* **SET EXERCISE**
Filter the lines below, copying only those with the string "close".

* start *

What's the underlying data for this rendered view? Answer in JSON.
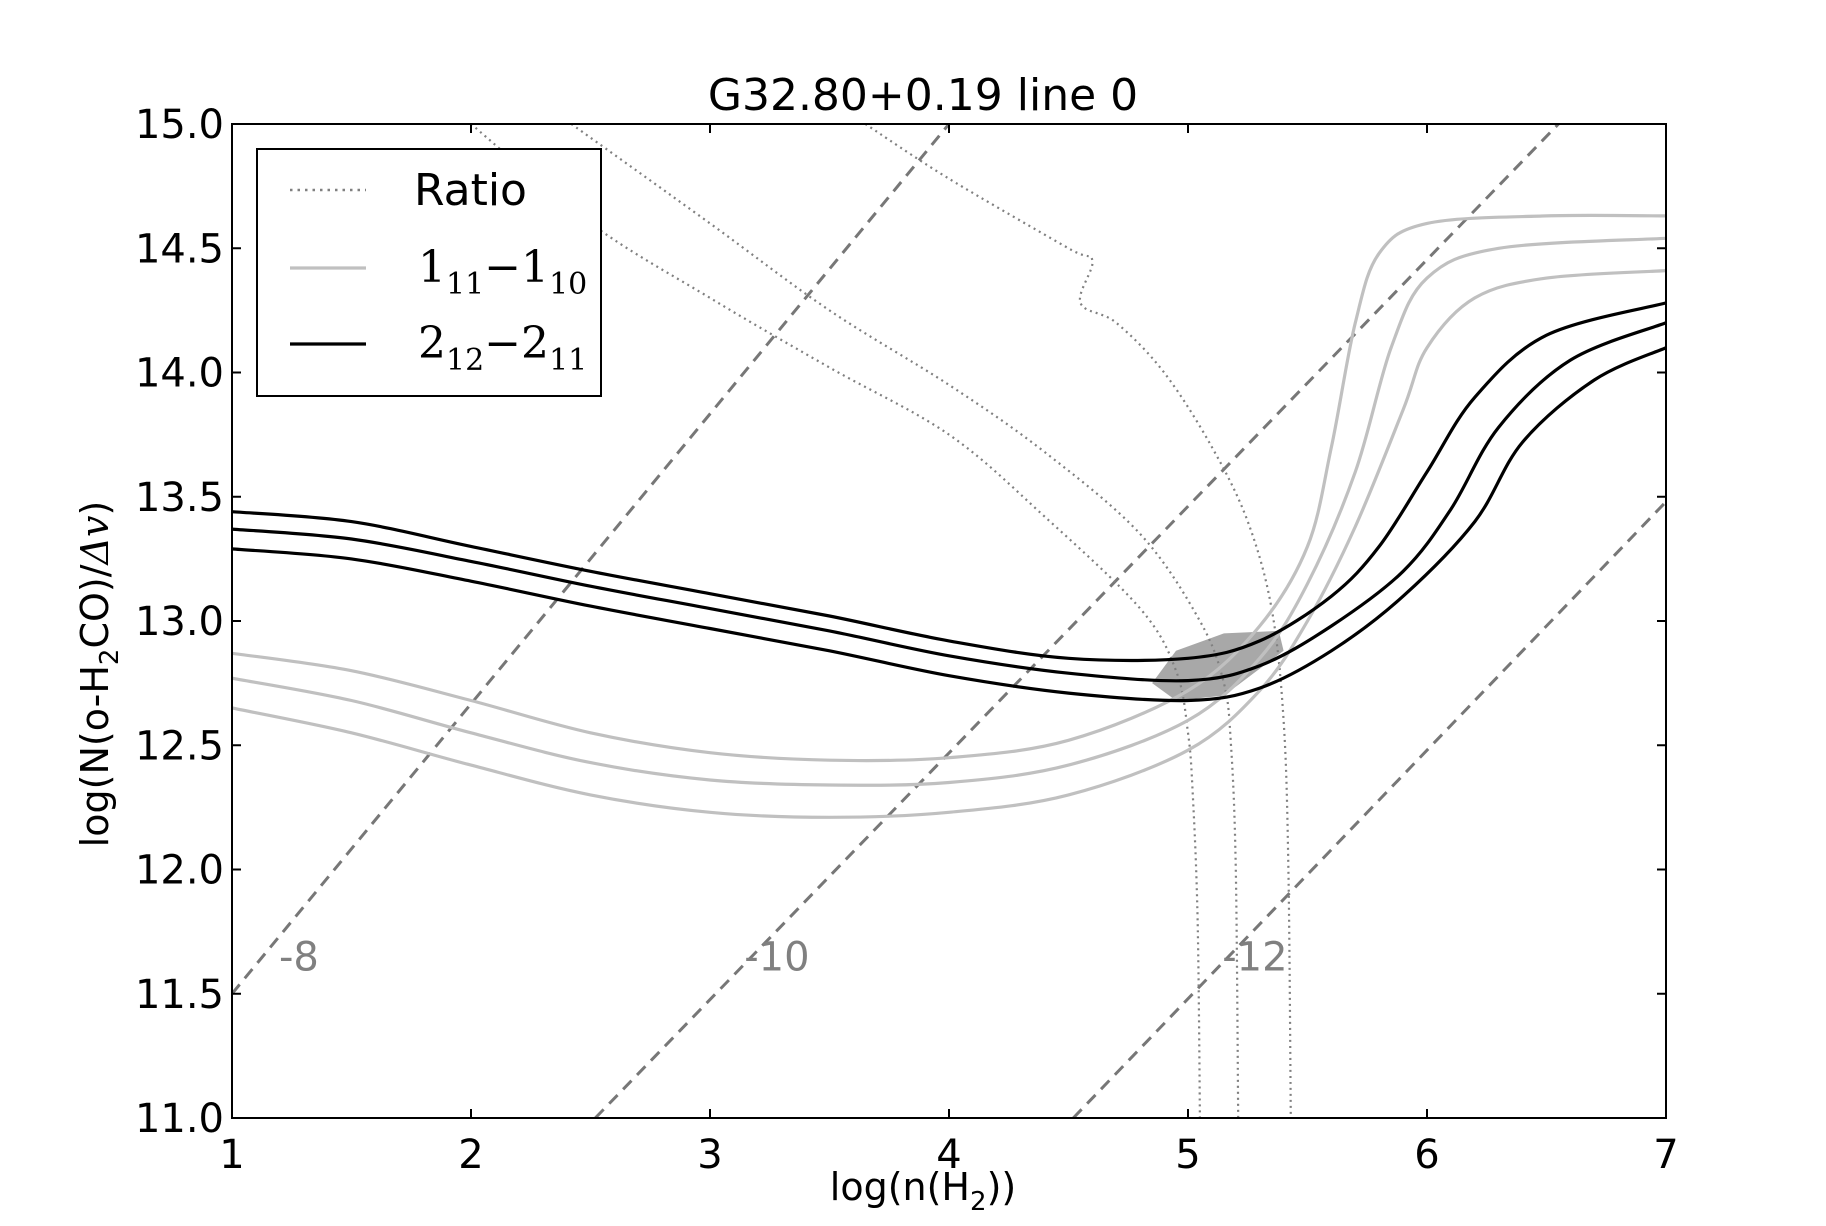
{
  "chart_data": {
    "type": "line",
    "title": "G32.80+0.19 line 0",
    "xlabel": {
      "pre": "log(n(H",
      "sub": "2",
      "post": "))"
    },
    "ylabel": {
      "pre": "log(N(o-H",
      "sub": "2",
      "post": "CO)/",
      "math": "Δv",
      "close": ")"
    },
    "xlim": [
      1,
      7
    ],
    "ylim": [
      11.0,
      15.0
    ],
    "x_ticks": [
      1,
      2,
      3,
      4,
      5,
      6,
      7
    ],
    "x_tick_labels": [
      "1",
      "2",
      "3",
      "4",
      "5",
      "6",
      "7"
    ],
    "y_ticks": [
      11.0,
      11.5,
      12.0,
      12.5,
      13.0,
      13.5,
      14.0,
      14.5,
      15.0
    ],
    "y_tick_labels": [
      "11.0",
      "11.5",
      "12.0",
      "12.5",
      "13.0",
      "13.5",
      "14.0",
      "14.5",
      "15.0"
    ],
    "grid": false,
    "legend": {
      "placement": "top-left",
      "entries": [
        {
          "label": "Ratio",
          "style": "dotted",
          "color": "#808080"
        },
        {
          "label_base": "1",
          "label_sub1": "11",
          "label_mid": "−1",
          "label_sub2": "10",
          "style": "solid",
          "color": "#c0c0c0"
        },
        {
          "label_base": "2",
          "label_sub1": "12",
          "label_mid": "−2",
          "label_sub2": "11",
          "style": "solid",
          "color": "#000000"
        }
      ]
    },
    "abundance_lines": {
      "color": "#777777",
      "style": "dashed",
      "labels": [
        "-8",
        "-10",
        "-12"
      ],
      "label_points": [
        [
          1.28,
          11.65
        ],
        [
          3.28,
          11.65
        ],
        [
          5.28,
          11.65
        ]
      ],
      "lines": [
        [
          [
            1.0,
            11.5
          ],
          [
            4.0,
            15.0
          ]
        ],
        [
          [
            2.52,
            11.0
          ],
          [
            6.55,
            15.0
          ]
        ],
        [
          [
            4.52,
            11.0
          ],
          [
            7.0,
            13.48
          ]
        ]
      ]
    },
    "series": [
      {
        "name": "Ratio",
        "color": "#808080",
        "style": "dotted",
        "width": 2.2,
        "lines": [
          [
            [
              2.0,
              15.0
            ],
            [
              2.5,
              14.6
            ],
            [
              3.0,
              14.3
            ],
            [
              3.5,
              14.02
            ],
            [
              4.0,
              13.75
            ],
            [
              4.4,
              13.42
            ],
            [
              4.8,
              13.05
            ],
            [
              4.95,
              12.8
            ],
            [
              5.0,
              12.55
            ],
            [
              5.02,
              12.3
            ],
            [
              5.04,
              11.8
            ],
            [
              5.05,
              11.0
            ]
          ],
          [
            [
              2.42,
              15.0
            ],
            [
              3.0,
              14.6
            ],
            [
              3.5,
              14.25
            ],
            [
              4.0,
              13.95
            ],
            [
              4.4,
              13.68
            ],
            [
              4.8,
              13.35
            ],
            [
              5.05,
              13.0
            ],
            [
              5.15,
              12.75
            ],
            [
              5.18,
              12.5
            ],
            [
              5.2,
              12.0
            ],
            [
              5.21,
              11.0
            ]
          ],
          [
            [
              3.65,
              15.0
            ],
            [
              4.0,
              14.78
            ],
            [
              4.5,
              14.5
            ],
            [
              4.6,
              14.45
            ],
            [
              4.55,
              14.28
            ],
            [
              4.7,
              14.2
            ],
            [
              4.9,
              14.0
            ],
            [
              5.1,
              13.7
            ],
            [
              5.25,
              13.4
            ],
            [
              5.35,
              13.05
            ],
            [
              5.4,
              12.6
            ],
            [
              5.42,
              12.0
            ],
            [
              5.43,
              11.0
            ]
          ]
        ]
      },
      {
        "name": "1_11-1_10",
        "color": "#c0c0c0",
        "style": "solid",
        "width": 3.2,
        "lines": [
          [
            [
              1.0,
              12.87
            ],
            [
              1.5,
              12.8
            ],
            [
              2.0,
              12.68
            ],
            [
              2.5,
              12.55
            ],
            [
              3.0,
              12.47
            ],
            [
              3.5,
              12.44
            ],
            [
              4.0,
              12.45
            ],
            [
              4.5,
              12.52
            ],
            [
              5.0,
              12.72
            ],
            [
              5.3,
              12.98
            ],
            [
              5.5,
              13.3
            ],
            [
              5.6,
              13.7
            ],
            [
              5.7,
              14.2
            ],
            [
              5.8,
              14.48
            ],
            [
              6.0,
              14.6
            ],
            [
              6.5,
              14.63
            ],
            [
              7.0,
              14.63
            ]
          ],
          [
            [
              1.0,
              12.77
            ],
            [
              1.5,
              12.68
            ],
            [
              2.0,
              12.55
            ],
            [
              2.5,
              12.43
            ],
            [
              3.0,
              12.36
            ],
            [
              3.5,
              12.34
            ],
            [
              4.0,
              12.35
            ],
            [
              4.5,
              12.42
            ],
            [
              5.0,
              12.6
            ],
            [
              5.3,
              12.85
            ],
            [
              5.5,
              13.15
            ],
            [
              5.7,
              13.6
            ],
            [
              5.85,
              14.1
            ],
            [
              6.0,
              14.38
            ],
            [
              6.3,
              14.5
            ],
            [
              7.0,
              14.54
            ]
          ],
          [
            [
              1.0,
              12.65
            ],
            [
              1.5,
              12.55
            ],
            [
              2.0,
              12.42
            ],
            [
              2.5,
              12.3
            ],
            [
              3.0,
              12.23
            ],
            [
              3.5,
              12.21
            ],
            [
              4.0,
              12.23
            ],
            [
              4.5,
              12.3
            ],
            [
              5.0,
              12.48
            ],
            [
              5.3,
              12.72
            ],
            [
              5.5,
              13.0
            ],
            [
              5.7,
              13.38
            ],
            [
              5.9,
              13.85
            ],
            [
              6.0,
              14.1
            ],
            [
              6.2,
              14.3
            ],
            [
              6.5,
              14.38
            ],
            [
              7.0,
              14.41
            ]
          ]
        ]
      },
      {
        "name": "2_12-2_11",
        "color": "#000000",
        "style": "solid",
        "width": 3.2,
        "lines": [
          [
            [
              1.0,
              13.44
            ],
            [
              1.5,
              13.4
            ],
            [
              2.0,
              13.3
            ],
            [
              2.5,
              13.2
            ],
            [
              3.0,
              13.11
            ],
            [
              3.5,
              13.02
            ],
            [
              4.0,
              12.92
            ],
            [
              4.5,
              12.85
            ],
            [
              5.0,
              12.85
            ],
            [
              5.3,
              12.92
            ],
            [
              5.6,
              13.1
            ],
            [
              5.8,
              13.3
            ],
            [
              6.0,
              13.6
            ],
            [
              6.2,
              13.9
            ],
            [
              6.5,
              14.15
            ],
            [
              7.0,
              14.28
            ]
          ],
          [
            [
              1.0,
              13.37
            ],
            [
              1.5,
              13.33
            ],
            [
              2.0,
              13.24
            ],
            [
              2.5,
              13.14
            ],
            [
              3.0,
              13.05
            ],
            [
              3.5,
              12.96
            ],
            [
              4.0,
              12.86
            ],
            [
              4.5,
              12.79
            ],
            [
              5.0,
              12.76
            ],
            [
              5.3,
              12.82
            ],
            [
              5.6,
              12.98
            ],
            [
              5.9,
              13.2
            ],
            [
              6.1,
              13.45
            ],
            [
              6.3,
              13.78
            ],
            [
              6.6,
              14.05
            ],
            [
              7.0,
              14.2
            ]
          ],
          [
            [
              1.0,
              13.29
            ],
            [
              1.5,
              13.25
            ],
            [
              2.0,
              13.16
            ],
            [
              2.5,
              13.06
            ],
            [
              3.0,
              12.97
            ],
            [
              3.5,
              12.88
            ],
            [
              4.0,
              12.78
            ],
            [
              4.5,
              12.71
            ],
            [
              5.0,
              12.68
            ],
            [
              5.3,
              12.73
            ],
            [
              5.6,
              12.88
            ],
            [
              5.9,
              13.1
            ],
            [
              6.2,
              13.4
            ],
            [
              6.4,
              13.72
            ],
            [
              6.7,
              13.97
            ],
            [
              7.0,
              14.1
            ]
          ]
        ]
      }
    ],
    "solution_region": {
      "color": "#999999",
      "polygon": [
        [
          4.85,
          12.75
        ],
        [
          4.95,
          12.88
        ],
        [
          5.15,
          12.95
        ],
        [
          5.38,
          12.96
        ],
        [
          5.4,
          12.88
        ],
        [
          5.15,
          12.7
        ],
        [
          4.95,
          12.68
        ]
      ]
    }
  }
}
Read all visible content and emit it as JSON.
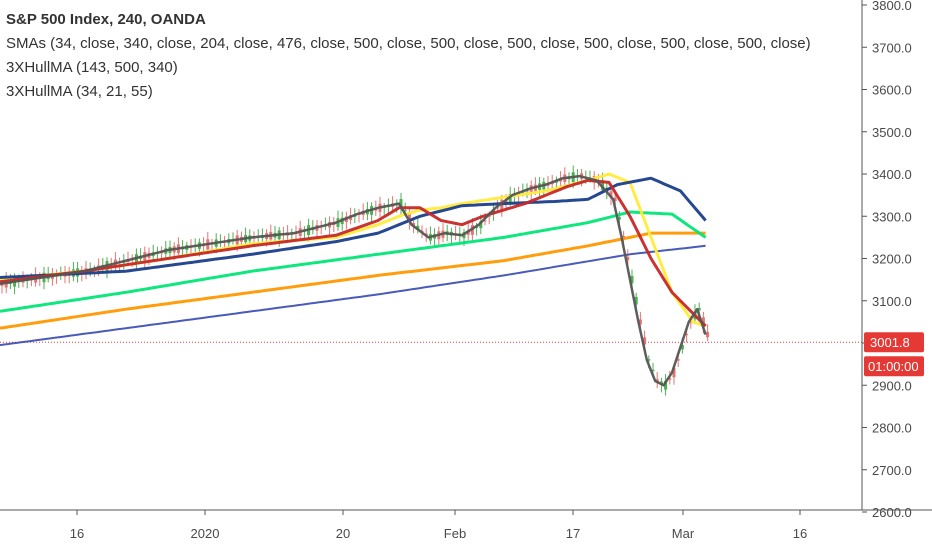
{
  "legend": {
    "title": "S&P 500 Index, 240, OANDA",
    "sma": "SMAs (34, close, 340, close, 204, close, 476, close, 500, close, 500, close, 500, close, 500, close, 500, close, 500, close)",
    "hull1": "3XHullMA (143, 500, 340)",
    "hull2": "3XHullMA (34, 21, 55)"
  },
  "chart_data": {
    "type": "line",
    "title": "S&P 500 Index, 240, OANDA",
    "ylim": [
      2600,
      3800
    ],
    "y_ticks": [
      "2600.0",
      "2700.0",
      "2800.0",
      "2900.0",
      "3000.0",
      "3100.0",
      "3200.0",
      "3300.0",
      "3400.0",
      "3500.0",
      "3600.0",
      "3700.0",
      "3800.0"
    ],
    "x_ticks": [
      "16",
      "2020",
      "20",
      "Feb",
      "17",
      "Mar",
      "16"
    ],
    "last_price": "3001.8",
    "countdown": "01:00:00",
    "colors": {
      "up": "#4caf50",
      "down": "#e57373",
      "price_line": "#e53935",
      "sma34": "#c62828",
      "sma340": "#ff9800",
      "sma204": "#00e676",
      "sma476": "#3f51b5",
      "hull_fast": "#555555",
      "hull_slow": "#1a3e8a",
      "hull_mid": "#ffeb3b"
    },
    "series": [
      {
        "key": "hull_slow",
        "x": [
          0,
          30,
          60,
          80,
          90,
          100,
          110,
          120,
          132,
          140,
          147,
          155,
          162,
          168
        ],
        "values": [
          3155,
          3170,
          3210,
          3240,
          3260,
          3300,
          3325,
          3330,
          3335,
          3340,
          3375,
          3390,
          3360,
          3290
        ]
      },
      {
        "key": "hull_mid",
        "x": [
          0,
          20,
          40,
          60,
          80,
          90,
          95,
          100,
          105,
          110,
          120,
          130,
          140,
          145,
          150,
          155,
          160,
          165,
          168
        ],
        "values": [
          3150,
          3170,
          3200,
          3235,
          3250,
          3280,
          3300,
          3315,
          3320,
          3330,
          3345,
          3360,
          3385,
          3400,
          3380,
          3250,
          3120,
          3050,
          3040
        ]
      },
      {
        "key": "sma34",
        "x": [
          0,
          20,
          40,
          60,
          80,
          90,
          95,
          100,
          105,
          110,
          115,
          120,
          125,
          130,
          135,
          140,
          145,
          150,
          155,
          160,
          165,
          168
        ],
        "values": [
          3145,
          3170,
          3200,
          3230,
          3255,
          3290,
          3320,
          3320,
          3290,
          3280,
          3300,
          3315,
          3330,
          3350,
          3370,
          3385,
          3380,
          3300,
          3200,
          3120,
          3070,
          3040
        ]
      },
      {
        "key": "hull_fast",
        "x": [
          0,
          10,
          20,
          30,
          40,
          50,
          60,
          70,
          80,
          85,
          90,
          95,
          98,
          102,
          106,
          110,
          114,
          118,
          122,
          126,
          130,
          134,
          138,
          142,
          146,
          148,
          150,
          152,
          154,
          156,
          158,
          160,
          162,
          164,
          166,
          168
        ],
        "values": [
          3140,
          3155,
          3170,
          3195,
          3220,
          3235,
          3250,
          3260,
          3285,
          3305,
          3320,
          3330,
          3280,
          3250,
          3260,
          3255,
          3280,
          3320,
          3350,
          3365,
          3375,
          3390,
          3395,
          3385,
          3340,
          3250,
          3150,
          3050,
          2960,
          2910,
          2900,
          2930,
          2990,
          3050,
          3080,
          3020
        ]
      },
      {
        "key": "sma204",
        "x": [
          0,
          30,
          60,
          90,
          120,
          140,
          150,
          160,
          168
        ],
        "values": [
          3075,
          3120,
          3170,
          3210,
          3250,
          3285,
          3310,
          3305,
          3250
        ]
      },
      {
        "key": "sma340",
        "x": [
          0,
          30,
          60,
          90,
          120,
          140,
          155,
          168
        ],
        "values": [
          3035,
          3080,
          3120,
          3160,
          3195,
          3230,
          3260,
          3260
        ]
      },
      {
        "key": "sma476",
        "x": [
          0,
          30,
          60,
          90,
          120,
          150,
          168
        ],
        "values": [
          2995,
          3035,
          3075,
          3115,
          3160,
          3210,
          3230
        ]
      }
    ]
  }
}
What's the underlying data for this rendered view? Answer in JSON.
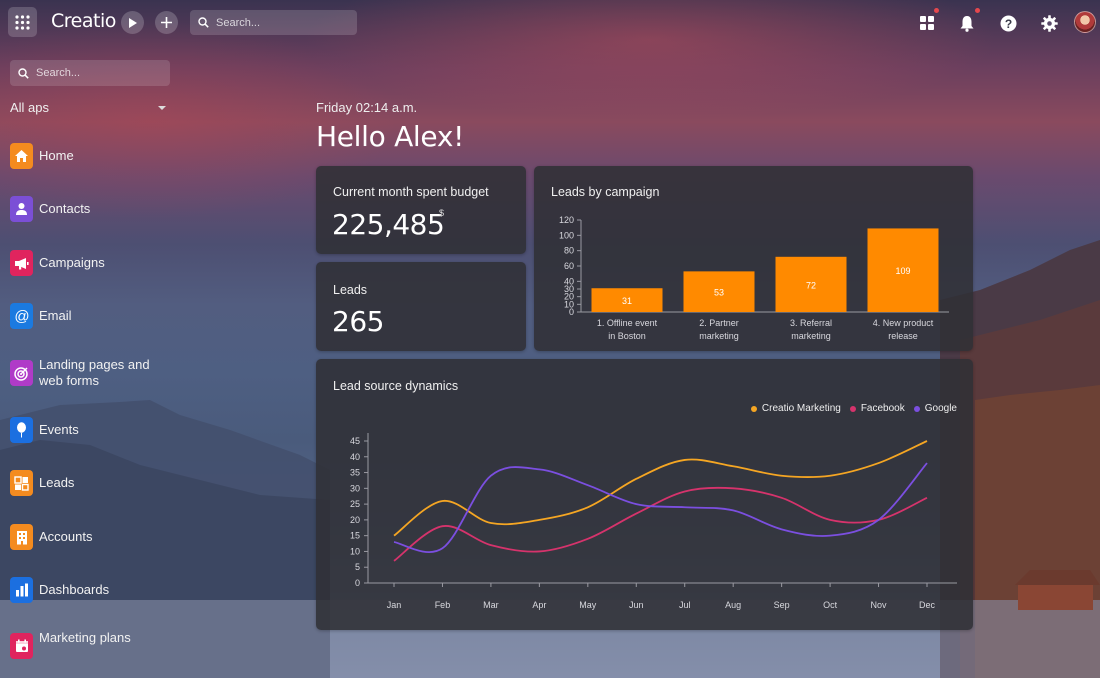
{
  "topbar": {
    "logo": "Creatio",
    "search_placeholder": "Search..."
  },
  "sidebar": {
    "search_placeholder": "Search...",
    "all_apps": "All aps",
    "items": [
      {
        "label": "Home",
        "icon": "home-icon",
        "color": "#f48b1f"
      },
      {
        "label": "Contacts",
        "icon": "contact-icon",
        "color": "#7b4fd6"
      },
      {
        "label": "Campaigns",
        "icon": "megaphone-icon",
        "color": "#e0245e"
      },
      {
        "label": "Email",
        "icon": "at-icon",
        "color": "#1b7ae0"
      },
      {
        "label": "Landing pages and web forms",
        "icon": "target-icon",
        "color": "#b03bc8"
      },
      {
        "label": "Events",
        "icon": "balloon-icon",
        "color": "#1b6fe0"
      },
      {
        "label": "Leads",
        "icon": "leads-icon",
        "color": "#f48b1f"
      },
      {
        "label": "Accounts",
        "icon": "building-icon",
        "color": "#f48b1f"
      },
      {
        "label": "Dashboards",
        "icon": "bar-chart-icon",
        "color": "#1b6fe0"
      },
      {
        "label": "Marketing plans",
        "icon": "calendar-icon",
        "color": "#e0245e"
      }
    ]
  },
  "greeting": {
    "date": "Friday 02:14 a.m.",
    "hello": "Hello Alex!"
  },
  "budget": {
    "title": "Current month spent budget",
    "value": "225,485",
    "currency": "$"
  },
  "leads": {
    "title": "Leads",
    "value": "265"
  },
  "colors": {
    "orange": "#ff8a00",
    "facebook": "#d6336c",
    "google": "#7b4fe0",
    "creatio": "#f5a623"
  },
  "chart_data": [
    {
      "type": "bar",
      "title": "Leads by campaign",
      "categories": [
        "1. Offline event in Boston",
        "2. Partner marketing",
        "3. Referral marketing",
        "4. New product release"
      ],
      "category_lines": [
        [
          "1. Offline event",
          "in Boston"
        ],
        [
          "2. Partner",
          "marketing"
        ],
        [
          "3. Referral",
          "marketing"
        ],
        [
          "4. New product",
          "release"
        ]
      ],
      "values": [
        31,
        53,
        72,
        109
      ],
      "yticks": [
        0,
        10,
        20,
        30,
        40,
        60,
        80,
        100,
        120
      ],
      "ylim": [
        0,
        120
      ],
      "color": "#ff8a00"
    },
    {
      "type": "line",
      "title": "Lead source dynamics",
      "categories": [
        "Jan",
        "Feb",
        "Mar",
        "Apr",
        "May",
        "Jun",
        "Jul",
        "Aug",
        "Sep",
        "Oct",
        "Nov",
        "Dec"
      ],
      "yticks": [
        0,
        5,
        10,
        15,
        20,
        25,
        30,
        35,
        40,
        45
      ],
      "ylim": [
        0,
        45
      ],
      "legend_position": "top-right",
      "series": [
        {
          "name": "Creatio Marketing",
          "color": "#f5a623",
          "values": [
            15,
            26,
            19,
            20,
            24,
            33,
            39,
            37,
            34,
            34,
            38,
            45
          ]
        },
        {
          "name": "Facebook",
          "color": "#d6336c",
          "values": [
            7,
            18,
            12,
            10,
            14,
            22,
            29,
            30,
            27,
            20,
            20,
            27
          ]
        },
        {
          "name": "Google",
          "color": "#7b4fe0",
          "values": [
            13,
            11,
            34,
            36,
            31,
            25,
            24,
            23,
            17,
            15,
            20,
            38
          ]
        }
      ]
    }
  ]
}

* end *

* **ANSWER BELOW**
      "close": ")"
    "sma": "SMAs (34, close, 340, close, 204, close, 476, close, 500, close, 500, close, 500, close, 500, close, 500, close, 500, close)",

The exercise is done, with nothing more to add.